GIVEN REQUEST: Please state how many lines in the records contain the string "text", with no words besides the number.
Start ENTRIES PROVIDED
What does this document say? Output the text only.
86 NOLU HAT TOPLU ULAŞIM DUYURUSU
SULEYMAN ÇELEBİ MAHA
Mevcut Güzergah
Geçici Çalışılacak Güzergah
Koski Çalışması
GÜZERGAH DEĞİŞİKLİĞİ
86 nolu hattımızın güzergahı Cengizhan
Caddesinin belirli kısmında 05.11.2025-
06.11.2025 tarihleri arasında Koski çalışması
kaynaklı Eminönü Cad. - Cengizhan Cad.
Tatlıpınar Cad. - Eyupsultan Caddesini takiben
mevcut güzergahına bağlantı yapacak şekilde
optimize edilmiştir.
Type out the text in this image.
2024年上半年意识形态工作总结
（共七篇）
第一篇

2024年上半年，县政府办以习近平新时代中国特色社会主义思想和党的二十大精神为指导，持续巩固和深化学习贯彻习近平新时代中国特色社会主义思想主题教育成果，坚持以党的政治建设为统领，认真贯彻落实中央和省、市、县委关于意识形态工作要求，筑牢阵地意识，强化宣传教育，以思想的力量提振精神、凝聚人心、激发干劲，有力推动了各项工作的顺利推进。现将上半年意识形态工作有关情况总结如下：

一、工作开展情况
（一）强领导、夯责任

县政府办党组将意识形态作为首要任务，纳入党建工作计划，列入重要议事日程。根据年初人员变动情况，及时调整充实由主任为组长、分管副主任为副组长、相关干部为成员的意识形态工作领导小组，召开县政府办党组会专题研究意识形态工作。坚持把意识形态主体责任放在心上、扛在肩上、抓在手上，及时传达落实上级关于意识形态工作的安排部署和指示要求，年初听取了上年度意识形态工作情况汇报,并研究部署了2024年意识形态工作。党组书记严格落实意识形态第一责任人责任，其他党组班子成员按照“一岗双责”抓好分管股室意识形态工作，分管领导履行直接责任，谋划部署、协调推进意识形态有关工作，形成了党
End ENTRIES PROVIDED
COMPLETED TASK: 2